>> Begin

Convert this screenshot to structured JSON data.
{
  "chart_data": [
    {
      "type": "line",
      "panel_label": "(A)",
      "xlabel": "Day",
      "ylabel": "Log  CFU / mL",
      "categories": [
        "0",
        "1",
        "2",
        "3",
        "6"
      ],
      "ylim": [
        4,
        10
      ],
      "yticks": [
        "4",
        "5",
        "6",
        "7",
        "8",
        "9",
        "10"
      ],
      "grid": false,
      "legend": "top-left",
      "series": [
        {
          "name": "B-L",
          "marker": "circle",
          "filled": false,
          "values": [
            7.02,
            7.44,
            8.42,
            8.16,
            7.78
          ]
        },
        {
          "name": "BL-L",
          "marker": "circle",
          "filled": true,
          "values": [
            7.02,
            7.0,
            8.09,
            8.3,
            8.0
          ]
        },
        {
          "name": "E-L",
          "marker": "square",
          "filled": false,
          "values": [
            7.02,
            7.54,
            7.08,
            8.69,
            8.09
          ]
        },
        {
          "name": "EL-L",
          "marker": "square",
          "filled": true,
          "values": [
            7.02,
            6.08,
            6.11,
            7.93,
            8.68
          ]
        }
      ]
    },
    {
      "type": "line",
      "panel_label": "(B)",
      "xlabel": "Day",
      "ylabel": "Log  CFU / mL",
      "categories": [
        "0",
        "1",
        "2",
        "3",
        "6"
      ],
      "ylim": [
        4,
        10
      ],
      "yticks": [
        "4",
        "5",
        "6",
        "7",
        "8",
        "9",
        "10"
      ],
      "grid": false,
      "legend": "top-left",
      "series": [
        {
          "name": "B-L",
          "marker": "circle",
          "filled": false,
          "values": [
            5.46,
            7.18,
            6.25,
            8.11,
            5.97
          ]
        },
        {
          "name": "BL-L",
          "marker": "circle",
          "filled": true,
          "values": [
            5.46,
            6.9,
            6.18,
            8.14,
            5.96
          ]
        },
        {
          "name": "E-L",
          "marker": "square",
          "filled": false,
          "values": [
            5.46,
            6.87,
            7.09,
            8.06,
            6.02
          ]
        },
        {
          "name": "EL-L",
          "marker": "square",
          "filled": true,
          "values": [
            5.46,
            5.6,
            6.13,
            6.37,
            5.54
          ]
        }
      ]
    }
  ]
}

>> End

> [Exercise instructions] Every record above must be duplicated exactly.

> [Result for this task]
Convert this screenshot to structured JSON data.
{
  "chart_data": [
    {
      "type": "line",
      "panel_label": "(A)",
      "xlabel": "Day",
      "ylabel": "Log  CFU / mL",
      "categories": [
        "0",
        "1",
        "2",
        "3",
        "6"
      ],
      "ylim": [
        4,
        10
      ],
      "yticks": [
        "4",
        "5",
        "6",
        "7",
        "8",
        "9",
        "10"
      ],
      "grid": false,
      "legend": "top-left",
      "series": [
        {
          "name": "B-L",
          "marker": "circle",
          "filled": false,
          "values": [
            7.02,
            7.44,
            8.42,
            8.16,
            7.78
          ]
        },
        {
          "name": "BL-L",
          "marker": "circle",
          "filled": true,
          "values": [
            7.02,
            7.0,
            8.09,
            8.3,
            8.0
          ]
        },
        {
          "name": "E-L",
          "marker": "square",
          "filled": false,
          "values": [
            7.02,
            7.54,
            7.08,
            8.69,
            8.09
          ]
        },
        {
          "name": "EL-L",
          "marker": "square",
          "filled": true,
          "values": [
            7.02,
            6.08,
            6.11,
            7.93,
            8.68
          ]
        }
      ]
    },
    {
      "type": "line",
      "panel_label": "(B)",
      "xlabel": "Day",
      "ylabel": "Log  CFU / mL",
      "categories": [
        "0",
        "1",
        "2",
        "3",
        "6"
      ],
      "ylim": [
        4,
        10
      ],
      "yticks": [
        "4",
        "5",
        "6",
        "7",
        "8",
        "9",
        "10"
      ],
      "grid": false,
      "legend": "top-left",
      "series": [
        {
          "name": "B-L",
          "marker": "circle",
          "filled": false,
          "values": [
            5.46,
            7.18,
            6.25,
            8.11,
            5.97
          ]
        },
        {
          "name": "BL-L",
          "marker": "circle",
          "filled": true,
          "values": [
            5.46,
            6.9,
            6.18,
            8.14,
            5.96
          ]
        },
        {
          "name": "E-L",
          "marker": "square",
          "filled": false,
          "values": [
            5.46,
            6.87,
            7.09,
            8.06,
            6.02
          ]
        },
        {
          "name": "EL-L",
          "marker": "square",
          "filled": true,
          "values": [
            5.46,
            5.6,
            6.13,
            6.37,
            5.54
          ]
        }
      ]
    }
  ]
}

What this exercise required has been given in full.